__EXERCISE DIRECTIONS__: With the images removed, repeat the data below exactly.

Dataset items
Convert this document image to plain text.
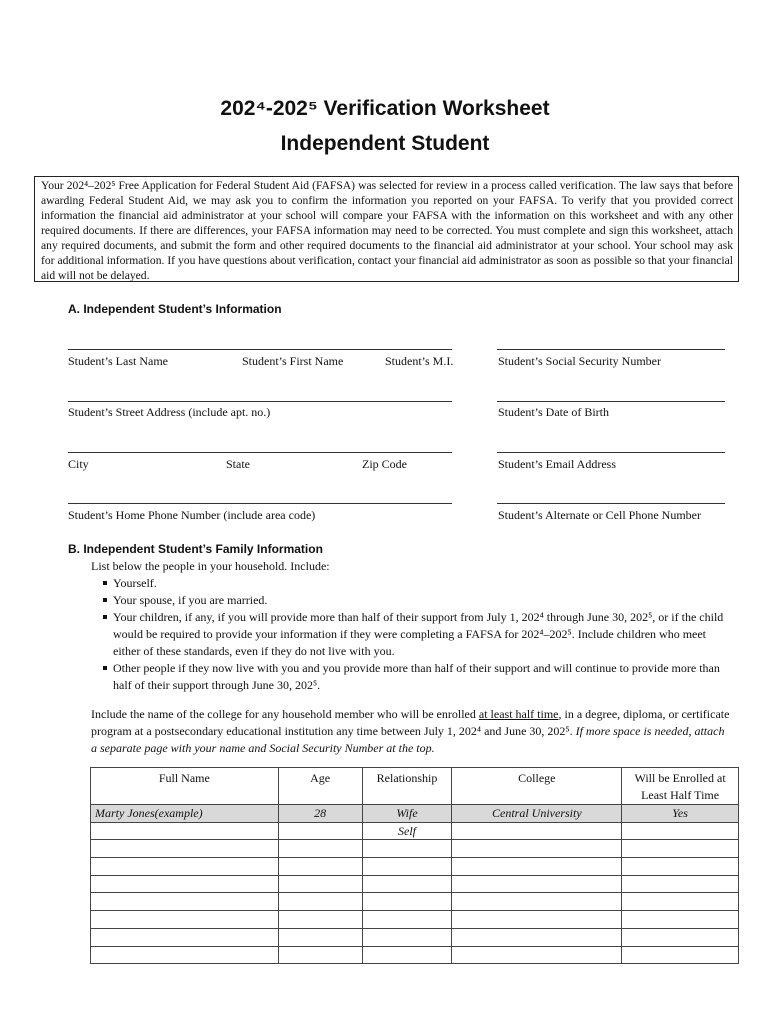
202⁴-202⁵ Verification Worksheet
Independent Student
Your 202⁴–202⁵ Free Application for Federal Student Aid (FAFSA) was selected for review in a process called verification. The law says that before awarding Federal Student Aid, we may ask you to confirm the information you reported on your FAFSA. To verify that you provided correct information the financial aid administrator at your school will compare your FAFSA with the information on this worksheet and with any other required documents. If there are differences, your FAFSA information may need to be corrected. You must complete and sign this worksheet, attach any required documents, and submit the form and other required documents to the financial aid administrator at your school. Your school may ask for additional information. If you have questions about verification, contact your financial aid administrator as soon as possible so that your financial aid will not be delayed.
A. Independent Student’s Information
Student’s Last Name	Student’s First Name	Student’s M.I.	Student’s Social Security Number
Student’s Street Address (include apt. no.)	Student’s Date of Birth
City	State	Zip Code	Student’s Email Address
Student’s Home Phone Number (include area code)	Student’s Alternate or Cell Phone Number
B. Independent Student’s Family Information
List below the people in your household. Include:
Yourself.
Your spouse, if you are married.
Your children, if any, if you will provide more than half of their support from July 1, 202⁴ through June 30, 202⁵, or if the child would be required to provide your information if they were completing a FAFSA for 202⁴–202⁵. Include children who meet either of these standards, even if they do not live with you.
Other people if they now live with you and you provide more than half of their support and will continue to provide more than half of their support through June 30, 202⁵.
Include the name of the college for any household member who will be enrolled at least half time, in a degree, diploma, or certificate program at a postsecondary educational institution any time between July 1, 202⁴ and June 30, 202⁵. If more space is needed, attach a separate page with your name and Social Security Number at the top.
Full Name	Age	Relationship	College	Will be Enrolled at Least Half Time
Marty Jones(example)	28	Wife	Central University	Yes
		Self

__TASK RESULT__:
Convert this document image to plain text.
202⁴-202⁵ Verification Worksheet
Independent Student
Your 202⁴–202⁵ Free Application for Federal Student Aid (FAFSA) was selected for review in a process called verification. The law says that before awarding Federal Student Aid, we may ask you to confirm the information you reported on your FAFSA. To verify that you provided correct information the financial aid administrator at your school will compare your FAFSA with the information on this worksheet and with any other required documents. If there are differences, your FAFSA information may need to be corrected. You must complete and sign this worksheet, attach any required documents, and submit the form and other required documents to the financial aid administrator at your school. Your school may ask for additional information. If you have questions about verification, contact your financial aid administrator as soon as possible so that your financial aid will not be delayed.
A. Independent Student’s Information
Student’s Last Name	Student’s First Name	Student’s M.I.	Student’s Social Security Number
Student’s Street Address (include apt. no.)	Student’s Date of Birth
City	State	Zip Code	Student’s Email Address
Student’s Home Phone Number (include area code)	Student’s Alternate or Cell Phone Number
B. Independent Student’s Family Information
List below the people in your household. Include:
Yourself.
Your spouse, if you are married.
Your children, if any, if you will provide more than half of their support from July 1, 202⁴ through June 30, 202⁵, or if the child would be required to provide your information if they were completing a FAFSA for 202⁴–202⁵. Include children who meet either of these standards, even if they do not live with you.
Other people if they now live with you and you provide more than half of their support and will continue to provide more than half of their support through June 30, 202⁵.
Include the name of the college for any household member who will be enrolled at least half time, in a degree, diploma, or certificate program at a postsecondary educational institution any time between July 1, 202⁴ and June 30, 202⁵. If more space is needed, attach a separate page with your name and Social Security Number at the top.
Full Name	Age	Relationship	College	Will be Enrolled at Least Half Time
Marty Jones(example)	28	Wife	Central University	Yes
		Self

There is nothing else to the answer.